PROBLEM: Every line below should be repeated exactly.

AVAILABLE DATA:
──────
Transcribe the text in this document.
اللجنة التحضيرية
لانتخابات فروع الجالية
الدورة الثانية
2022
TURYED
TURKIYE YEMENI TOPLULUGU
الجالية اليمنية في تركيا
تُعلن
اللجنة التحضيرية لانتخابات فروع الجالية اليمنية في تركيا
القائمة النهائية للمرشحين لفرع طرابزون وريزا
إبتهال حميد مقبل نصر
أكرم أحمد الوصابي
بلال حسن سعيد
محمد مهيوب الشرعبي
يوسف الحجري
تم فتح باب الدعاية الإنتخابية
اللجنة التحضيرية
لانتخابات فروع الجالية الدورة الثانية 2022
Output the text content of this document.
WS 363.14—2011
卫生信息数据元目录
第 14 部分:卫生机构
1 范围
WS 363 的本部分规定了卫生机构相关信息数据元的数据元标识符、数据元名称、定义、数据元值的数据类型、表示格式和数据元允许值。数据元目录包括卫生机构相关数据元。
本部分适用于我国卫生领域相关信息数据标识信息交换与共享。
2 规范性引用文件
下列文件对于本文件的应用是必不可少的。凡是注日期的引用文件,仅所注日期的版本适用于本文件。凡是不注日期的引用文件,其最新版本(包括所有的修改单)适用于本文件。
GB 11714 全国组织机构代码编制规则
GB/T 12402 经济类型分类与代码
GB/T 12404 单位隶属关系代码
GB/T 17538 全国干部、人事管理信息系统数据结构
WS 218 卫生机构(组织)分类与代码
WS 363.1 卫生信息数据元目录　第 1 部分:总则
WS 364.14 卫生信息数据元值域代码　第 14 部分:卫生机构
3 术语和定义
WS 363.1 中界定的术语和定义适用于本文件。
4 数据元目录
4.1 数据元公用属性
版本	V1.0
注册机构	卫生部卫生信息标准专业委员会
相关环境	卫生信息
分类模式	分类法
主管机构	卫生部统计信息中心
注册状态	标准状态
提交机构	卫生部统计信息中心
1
──────
SOLUTION FOR THIS TASK:
Transcribe the text in this document.
اللجنة التحضيرية
لانتخابات فروع الجالية
الدورة الثانية
2022
TURYED
TURKIYE YEMENI TOPLULUGU
الجالية اليمنية في تركيا
تُعلن
اللجنة التحضيرية لانتخابات فروع الجالية اليمنية في تركيا
القائمة النهائية للمرشحين لفرع طرابزون وريزا
إبتهال حميد مقبل نصر
أكرم أحمد الوصابي
بلال حسن سعيد
محمد مهيوب الشرعبي
يوسف الحجري
تم فتح باب الدعاية الإنتخابية
اللجنة التحضيرية
لانتخابات فروع الجالية الدورة الثانية 2022
Output the text content of this document.
WS 363.14—2011
卫生信息数据元目录
第 14 部分:卫生机构
1 范围
WS 363 的本部分规定了卫生机构相关信息数据元的数据元标识符、数据元名称、定义、数据元值的数据类型、表示格式和数据元允许值。数据元目录包括卫生机构相关数据元。
本部分适用于我国卫生领域相关信息数据标识信息交换与共享。
2 规范性引用文件
下列文件对于本文件的应用是必不可少的。凡是注日期的引用文件,仅所注日期的版本适用于本文件。凡是不注日期的引用文件,其最新版本(包括所有的修改单)适用于本文件。
GB 11714 全国组织机构代码编制规则
GB/T 12402 经济类型分类与代码
GB/T 12404 单位隶属关系代码
GB/T 17538 全国干部、人事管理信息系统数据结构
WS 218 卫生机构(组织)分类与代码
WS 363.1 卫生信息数据元目录　第 1 部分:总则
WS 364.14 卫生信息数据元值域代码　第 14 部分:卫生机构
3 术语和定义
WS 363.1 中界定的术语和定义适用于本文件。
4 数据元目录
4.1 数据元公用属性
版本	V1.0
注册机构	卫生部卫生信息标准专业委员会
相关环境	卫生信息
分类模式	分类法
主管机构	卫生部统计信息中心
注册状态	标准状态
提交机构	卫生部统计信息中心
1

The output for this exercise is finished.